*Instruction*:
Find all lines in the listing that include the word "Nguyễn", then copy them.

*Data records*:
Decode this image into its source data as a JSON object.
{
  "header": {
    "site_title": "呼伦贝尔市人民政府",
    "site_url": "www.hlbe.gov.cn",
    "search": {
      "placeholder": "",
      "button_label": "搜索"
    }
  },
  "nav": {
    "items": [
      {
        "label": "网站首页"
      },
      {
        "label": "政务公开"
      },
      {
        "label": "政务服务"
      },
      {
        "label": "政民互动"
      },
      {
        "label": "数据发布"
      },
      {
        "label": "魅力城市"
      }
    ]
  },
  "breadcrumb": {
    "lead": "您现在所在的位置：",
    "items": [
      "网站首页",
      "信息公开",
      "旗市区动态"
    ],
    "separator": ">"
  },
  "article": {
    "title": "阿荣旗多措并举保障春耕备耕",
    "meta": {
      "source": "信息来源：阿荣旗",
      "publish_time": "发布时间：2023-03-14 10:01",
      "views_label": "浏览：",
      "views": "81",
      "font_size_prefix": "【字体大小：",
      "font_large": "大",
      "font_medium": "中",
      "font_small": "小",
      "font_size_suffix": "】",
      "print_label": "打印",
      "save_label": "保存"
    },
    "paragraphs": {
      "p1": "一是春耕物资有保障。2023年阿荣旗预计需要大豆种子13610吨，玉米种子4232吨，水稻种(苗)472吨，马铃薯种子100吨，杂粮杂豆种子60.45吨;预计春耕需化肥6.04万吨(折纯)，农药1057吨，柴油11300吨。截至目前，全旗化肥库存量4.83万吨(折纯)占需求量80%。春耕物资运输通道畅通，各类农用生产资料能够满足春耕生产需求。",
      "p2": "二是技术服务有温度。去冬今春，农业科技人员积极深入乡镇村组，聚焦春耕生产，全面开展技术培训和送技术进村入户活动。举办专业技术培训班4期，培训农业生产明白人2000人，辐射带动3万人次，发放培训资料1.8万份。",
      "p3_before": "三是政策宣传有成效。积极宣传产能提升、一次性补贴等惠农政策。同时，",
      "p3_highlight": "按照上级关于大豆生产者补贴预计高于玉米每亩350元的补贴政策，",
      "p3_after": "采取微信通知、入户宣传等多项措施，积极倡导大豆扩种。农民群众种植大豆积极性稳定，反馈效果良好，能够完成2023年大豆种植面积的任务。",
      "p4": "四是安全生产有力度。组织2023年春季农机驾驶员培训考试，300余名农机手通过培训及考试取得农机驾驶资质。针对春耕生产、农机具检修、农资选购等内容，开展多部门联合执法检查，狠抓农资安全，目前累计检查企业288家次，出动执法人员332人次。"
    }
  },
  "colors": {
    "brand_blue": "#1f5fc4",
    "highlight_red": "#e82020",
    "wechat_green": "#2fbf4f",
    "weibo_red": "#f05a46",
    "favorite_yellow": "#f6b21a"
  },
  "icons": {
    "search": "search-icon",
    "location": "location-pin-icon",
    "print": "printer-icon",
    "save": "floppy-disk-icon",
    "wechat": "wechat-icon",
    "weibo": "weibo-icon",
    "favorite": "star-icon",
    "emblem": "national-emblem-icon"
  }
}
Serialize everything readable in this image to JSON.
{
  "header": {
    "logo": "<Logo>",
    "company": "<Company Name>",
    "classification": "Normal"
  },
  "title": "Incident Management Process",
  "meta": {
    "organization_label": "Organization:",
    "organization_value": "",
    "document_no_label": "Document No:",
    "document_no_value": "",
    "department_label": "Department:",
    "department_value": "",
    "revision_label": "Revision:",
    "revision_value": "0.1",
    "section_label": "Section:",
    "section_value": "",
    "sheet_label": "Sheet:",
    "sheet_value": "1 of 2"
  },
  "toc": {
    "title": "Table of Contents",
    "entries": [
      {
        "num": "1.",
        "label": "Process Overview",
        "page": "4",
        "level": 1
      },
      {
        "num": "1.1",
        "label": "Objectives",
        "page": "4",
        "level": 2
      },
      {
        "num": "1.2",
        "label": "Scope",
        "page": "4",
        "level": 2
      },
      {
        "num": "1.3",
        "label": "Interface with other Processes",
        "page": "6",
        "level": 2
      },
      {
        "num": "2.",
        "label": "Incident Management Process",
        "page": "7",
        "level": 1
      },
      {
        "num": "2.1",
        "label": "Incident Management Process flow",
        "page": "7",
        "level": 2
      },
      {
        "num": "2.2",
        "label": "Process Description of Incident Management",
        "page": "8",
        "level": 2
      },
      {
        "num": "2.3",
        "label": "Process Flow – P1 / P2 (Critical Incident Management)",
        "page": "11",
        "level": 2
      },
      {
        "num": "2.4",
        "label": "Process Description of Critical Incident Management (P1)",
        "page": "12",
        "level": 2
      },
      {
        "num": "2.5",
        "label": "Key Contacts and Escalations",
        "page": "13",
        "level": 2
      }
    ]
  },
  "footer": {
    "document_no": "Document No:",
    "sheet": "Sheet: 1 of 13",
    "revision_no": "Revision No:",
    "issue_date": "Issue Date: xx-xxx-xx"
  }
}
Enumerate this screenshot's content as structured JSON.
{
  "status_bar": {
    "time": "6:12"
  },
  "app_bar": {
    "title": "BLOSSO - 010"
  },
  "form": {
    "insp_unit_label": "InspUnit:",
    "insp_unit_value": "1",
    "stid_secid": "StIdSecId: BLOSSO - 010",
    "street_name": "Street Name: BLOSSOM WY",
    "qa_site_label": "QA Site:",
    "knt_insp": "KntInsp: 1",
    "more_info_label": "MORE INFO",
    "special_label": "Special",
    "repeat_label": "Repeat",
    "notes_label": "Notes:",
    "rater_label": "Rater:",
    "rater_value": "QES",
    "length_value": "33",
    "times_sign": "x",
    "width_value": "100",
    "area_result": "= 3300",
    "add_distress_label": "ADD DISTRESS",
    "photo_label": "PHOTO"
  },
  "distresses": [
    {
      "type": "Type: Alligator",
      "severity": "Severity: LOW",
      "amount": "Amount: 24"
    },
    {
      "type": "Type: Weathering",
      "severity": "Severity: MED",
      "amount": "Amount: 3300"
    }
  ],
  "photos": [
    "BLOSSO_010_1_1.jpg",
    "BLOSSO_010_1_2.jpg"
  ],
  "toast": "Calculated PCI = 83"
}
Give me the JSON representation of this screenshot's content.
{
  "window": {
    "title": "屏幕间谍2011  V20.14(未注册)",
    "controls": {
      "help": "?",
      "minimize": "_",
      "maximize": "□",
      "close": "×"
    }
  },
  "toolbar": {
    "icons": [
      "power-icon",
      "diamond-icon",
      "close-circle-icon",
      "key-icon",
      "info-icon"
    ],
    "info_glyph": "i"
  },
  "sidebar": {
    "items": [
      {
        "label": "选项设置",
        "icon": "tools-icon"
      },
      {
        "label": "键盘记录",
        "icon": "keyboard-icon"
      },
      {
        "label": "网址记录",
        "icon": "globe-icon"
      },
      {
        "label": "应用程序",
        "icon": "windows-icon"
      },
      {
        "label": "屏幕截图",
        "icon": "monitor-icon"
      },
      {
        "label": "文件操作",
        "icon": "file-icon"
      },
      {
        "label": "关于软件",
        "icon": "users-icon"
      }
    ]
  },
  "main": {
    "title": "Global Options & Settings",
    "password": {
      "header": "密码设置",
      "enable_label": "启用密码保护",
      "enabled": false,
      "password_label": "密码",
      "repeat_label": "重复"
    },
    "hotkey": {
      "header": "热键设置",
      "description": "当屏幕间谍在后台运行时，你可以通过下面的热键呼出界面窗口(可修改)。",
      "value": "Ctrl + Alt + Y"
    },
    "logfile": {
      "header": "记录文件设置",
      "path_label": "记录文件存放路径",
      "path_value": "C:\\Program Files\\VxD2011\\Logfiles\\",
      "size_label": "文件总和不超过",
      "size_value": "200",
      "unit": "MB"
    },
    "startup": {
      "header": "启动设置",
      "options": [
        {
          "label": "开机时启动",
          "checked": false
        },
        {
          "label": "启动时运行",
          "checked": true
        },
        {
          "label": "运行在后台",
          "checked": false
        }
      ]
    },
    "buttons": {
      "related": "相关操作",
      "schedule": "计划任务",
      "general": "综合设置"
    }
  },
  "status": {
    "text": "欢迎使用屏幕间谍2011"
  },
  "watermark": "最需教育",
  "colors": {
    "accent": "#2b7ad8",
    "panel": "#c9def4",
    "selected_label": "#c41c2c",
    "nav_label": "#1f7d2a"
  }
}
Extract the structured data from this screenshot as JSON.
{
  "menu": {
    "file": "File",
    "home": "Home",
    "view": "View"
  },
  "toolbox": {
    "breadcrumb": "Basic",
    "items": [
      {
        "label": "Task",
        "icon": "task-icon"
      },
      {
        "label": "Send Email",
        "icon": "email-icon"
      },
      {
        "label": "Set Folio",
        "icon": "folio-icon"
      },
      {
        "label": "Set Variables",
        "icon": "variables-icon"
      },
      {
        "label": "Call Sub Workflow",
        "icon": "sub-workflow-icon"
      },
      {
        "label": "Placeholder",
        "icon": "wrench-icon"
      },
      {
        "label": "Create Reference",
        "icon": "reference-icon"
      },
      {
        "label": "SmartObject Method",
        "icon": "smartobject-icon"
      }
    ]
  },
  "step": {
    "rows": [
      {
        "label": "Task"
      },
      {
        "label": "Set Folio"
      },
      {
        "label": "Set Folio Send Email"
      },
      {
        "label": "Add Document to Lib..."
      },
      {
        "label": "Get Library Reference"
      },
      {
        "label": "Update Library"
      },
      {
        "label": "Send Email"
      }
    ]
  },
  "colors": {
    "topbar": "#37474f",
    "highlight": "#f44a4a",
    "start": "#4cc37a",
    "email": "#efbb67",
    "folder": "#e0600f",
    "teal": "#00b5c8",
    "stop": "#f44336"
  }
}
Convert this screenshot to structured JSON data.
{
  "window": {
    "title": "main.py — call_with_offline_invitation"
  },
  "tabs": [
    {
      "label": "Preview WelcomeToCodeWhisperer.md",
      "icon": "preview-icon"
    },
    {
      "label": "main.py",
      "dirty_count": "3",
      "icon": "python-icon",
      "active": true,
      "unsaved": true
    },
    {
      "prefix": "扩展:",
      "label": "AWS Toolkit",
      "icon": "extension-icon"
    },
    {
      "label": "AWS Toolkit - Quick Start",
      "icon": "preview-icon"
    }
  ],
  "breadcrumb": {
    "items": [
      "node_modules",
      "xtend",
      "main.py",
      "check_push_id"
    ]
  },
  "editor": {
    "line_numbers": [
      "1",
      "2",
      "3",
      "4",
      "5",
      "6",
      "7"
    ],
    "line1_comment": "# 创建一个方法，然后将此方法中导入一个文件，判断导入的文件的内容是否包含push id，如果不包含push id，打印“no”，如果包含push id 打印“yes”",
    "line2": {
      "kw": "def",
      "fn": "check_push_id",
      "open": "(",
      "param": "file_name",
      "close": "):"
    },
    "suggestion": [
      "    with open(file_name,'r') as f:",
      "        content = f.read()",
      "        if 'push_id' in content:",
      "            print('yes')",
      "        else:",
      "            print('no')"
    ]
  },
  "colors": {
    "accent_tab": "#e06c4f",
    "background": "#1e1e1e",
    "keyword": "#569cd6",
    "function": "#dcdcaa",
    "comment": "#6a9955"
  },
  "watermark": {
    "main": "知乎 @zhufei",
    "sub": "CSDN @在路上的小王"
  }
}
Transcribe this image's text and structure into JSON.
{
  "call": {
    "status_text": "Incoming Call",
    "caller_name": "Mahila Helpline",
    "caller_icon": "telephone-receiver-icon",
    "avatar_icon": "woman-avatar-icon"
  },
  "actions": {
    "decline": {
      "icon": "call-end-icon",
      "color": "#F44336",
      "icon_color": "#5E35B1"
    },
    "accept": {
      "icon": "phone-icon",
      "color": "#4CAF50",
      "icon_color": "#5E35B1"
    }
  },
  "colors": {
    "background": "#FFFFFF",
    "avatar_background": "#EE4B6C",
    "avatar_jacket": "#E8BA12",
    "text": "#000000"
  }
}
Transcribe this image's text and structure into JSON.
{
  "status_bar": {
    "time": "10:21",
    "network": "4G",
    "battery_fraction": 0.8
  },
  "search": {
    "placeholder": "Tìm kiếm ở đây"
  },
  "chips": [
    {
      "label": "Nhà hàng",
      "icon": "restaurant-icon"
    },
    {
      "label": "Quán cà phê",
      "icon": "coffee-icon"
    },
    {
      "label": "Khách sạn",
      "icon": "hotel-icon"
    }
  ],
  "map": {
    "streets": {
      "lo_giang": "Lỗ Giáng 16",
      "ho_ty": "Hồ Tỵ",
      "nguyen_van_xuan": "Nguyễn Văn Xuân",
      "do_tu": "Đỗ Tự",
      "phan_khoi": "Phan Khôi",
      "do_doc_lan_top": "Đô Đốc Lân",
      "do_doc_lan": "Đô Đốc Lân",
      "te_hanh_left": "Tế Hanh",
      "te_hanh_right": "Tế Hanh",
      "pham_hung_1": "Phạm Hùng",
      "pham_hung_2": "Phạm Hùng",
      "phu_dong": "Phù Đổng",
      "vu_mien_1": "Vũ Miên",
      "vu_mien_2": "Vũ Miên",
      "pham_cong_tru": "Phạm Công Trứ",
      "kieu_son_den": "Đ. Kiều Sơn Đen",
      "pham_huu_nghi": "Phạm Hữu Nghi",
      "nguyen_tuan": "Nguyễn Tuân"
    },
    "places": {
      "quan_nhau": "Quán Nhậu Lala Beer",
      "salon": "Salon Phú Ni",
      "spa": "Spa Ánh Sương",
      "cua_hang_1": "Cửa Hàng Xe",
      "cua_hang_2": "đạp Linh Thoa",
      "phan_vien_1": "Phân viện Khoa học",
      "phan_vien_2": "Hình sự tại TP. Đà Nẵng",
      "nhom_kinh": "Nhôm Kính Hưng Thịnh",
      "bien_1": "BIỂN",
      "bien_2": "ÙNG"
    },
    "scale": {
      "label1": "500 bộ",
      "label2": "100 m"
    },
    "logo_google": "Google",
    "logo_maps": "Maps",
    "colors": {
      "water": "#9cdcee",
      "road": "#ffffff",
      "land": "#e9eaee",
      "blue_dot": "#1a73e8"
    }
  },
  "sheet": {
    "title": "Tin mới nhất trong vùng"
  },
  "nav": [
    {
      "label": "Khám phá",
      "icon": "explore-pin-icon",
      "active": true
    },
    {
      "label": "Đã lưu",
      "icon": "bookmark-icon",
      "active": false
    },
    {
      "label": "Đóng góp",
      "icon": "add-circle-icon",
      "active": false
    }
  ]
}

*Final result*:
      "nguyen_van_xuan": "Nguyễn Văn Xuân",
      "nguyen_tuan": "Nguyễn Tuân"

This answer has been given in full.